Data entries:
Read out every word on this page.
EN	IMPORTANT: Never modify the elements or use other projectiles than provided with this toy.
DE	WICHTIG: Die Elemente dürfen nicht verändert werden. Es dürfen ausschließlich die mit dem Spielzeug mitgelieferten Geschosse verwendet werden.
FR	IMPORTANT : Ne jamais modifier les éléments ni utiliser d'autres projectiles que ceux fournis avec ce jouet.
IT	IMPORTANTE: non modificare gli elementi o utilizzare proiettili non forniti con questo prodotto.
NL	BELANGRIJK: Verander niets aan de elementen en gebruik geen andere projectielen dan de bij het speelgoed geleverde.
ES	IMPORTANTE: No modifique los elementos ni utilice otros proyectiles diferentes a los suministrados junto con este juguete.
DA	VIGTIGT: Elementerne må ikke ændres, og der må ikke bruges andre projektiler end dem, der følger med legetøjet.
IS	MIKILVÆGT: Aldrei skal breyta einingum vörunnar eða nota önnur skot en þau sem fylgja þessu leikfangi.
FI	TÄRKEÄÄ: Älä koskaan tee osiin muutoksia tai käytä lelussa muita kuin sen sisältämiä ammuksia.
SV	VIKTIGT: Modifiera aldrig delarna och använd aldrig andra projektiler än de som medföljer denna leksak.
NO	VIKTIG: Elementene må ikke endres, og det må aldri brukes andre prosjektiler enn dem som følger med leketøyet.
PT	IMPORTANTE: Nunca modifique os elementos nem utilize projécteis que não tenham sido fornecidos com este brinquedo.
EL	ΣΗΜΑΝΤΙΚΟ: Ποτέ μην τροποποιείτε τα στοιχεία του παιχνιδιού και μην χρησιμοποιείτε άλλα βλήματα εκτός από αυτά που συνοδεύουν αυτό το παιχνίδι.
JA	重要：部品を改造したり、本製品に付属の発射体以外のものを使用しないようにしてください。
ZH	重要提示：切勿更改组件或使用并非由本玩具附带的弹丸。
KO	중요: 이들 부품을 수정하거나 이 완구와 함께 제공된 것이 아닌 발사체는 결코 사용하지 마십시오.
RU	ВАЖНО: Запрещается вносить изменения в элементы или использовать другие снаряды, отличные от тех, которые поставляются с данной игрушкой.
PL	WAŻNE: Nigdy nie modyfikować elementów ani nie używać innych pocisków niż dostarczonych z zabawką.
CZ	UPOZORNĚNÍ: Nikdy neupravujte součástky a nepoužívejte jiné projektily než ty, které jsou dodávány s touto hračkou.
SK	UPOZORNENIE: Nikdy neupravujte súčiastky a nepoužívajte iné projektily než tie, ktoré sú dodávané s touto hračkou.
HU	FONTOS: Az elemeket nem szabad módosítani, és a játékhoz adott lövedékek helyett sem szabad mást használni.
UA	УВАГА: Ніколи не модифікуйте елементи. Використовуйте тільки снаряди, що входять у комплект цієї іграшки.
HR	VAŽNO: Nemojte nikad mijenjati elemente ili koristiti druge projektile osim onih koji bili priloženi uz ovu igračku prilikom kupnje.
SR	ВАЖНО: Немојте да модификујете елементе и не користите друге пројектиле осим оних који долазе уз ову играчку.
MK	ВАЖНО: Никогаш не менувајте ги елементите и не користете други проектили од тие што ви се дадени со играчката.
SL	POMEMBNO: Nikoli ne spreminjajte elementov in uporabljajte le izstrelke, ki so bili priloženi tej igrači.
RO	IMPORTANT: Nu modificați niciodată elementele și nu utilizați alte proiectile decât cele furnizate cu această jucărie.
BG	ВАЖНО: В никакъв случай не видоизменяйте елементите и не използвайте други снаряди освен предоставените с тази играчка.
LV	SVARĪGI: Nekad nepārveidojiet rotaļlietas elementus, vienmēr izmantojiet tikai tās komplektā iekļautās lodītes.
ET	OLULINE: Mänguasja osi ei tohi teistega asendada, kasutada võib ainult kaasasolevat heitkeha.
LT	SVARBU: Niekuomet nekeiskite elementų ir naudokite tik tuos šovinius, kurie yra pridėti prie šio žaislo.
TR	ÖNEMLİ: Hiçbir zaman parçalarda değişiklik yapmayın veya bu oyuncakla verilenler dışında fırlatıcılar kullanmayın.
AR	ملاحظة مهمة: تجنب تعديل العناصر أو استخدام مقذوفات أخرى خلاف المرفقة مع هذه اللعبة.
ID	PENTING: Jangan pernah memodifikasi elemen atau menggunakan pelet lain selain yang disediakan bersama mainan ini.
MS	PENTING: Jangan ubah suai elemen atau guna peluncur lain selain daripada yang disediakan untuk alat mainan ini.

> _What is expected_
Transcribe each entry exactly.

> _Expected output_
Read out every word on this page.
EN	IMPORTANT: Never modify the elements or use other projectiles than provided with this toy.
DE	WICHTIG: Die Elemente dürfen nicht verändert werden. Es dürfen ausschließlich die mit dem Spielzeug mitgelieferten Geschosse verwendet werden.
FR	IMPORTANT : Ne jamais modifier les éléments ni utiliser d'autres projectiles que ceux fournis avec ce jouet.
IT	IMPORTANTE: non modificare gli elementi o utilizzare proiettili non forniti con questo prodotto.
NL	BELANGRIJK: Verander niets aan de elementen en gebruik geen andere projectielen dan de bij het speelgoed geleverde.
ES	IMPORTANTE: No modifique los elementos ni utilice otros proyectiles diferentes a los suministrados junto con este juguete.
DA	VIGTIGT: Elementerne må ikke ændres, og der må ikke bruges andre projektiler end dem, der følger med legetøjet.
IS	MIKILVÆGT: Aldrei skal breyta einingum vörunnar eða nota önnur skot en þau sem fylgja þessu leikfangi.
FI	TÄRKEÄÄ: Älä koskaan tee osiin muutoksia tai käytä lelussa muita kuin sen sisältämiä ammuksia.
SV	VIKTIGT: Modifiera aldrig delarna och använd aldrig andra projektiler än de som medföljer denna leksak.
NO	VIKTIG: Elementene må ikke endres, og det må aldri brukes andre prosjektiler enn dem som følger med leketøyet.
PT	IMPORTANTE: Nunca modifique os elementos nem utilize projécteis que não tenham sido fornecidos com este brinquedo.
EL	ΣΗΜΑΝΤΙΚΟ: Ποτέ μην τροποποιείτε τα στοιχεία του παιχνιδιού και μην χρησιμοποιείτε άλλα βλήματα εκτός από αυτά που συνοδεύουν αυτό το παιχνίδι.
JA	重要：部品を改造したり、本製品に付属の発射体以外のものを使用しないようにしてください。
ZH	重要提示：切勿更改组件或使用并非由本玩具附带的弹丸。
KO	중요: 이들 부품을 수정하거나 이 완구와 함께 제공된 것이 아닌 발사체는 결코 사용하지 마십시오.
RU	ВАЖНО: Запрещается вносить изменения в элементы или использовать другие снаряды, отличные от тех, которые поставляются с данной игрушкой.
PL	WAŻNE: Nigdy nie modyfikować elementów ani nie używać innych pocisków niż dostarczonych z zabawką.
CZ	UPOZORNĚNÍ: Nikdy neupravujte součástky a nepoužívejte jiné projektily než ty, které jsou dodávány s touto hračkou.
SK	UPOZORNENIE: Nikdy neupravujte súčiastky a nepoužívajte iné projektily než tie, ktoré sú dodávané s touto hračkou.
HU	FONTOS: Az elemeket nem szabad módosítani, és a játékhoz adott lövedékek helyett sem szabad mást használni.
UA	УВАГА: Ніколи не модифікуйте елементи. Використовуйте тільки снаряди, що входять у комплект цієї іграшки.
HR	VAŽNO: Nemojte nikad mijenjati elemente ili koristiti druge projektile osim onih koji bili priloženi uz ovu igračku prilikom kupnje.
SR	ВАЖНО: Немојте да модификујете елементе и не користите друге пројектиле осим оних који долазе уз ову играчку.
MK	ВАЖНО: Никогаш не менувајте ги елементите и не користете други проектили од тие што ви се дадени со играчката.
SL	POMEMBNO: Nikoli ne spreminjajte elementov in uporabljajte le izstrelke, ki so bili priloženi tej igrači.
RO	IMPORTANT: Nu modificați niciodată elementele și nu utilizați alte proiectile decât cele furnizate cu această jucărie.
BG	ВАЖНО: В никакъв случай не видоизменяйте елементите и не използвайте други снаряди освен предоставените с тази играчка.
LV	SVARĪGI: Nekad nepārveidojiet rotaļlietas elementus, vienmēr izmantojiet tikai tās komplektā iekļautās lodītes.
ET	OLULINE: Mänguasja osi ei tohi teistega asendada, kasutada võib ainult kaasasolevat heitkeha.
LT	SVARBU: Niekuomet nekeiskite elementų ir naudokite tik tuos šovinius, kurie yra pridėti prie šio žaislo.
TR	ÖNEMLİ: Hiçbir zaman parçalarda değişiklik yapmayın veya bu oyuncakla verilenler dışında fırlatıcılar kullanmayın.
AR	ملاحظة مهمة: تجنب تعديل العناصر أو استخدام مقذوفات أخرى خلاف المرفقة مع هذه اللعبة.
ID	PENTING: Jangan pernah memodifikasi elemen atau menggunakan pelet lain selain yang disediakan bersama mainan ini.
MS	PENTING: Jangan ubah suai elemen atau guna peluncur lain selain daripada yang disediakan untuk alat mainan ini.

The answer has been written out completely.